■ **EXERCISE DESCRIPTION**
Your task is to repeat the listing exactly.

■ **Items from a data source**
::::

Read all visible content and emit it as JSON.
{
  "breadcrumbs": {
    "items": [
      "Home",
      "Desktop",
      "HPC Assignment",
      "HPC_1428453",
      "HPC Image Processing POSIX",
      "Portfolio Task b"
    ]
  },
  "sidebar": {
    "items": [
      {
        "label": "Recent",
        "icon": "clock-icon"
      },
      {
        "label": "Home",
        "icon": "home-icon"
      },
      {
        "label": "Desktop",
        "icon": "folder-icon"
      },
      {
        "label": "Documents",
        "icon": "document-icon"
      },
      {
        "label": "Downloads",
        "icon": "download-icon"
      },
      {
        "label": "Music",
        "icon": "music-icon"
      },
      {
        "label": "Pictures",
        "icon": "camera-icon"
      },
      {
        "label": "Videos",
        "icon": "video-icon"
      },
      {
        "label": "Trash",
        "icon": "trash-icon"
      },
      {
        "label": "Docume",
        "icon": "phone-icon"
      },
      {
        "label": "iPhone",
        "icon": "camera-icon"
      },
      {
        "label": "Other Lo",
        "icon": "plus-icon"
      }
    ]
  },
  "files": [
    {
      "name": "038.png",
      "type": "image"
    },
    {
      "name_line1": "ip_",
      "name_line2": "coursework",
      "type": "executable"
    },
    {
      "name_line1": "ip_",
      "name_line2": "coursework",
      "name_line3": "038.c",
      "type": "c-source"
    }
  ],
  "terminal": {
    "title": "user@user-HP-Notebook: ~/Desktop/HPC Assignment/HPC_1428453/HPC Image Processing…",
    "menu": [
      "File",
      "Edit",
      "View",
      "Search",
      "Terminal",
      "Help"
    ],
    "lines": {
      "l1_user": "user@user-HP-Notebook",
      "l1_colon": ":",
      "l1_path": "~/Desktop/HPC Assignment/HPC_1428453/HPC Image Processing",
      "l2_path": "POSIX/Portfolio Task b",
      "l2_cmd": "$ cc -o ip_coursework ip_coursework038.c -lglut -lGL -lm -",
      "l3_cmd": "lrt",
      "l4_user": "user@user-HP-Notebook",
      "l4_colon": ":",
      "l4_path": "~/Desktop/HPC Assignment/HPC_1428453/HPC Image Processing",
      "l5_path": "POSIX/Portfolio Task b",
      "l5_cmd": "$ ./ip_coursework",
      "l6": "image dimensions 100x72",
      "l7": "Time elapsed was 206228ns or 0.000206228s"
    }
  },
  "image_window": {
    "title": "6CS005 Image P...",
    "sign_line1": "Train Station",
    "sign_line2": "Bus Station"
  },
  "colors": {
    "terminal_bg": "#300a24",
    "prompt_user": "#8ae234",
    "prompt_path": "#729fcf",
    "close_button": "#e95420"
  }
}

::::

■ **EXPECTED ANSWER**
Read all visible content and emit it as JSON.
{
  "breadcrumbs": {
    "items": [
      "Home",
      "Desktop",
      "HPC Assignment",
      "HPC_1428453",
      "HPC Image Processing POSIX",
      "Portfolio Task b"
    ]
  },
  "sidebar": {
    "items": [
      {
        "label": "Recent",
        "icon": "clock-icon"
      },
      {
        "label": "Home",
        "icon": "home-icon"
      },
      {
        "label": "Desktop",
        "icon": "folder-icon"
      },
      {
        "label": "Documents",
        "icon": "document-icon"
      },
      {
        "label": "Downloads",
        "icon": "download-icon"
      },
      {
        "label": "Music",
        "icon": "music-icon"
      },
      {
        "label": "Pictures",
        "icon": "camera-icon"
      },
      {
        "label": "Videos",
        "icon": "video-icon"
      },
      {
        "label": "Trash",
        "icon": "trash-icon"
      },
      {
        "label": "Docume",
        "icon": "phone-icon"
      },
      {
        "label": "iPhone",
        "icon": "camera-icon"
      },
      {
        "label": "Other Lo",
        "icon": "plus-icon"
      }
    ]
  },
  "files": [
    {
      "name": "038.png",
      "type": "image"
    },
    {
      "name_line1": "ip_",
      "name_line2": "coursework",
      "type": "executable"
    },
    {
      "name_line1": "ip_",
      "name_line2": "coursework",
      "name_line3": "038.c",
      "type": "c-source"
    }
  ],
  "terminal": {
    "title": "user@user-HP-Notebook: ~/Desktop/HPC Assignment/HPC_1428453/HPC Image Processing…",
    "menu": [
      "File",
      "Edit",
      "View",
      "Search",
      "Terminal",
      "Help"
    ],
    "lines": {
      "l1_user": "user@user-HP-Notebook",
      "l1_colon": ":",
      "l1_path": "~/Desktop/HPC Assignment/HPC_1428453/HPC Image Processing",
      "l2_path": "POSIX/Portfolio Task b",
      "l2_cmd": "$ cc -o ip_coursework ip_coursework038.c -lglut -lGL -lm -",
      "l3_cmd": "lrt",
      "l4_user": "user@user-HP-Notebook",
      "l4_colon": ":",
      "l4_path": "~/Desktop/HPC Assignment/HPC_1428453/HPC Image Processing",
      "l5_path": "POSIX/Portfolio Task b",
      "l5_cmd": "$ ./ip_coursework",
      "l6": "image dimensions 100x72",
      "l7": "Time elapsed was 206228ns or 0.000206228s"
    }
  },
  "image_window": {
    "title": "6CS005 Image P...",
    "sign_line1": "Train Station",
    "sign_line2": "Bus Station"
  },
  "colors": {
    "terminal_bg": "#300a24",
    "prompt_user": "#8ae234",
    "prompt_path": "#729fcf",
    "close_button": "#e95420"
  }
}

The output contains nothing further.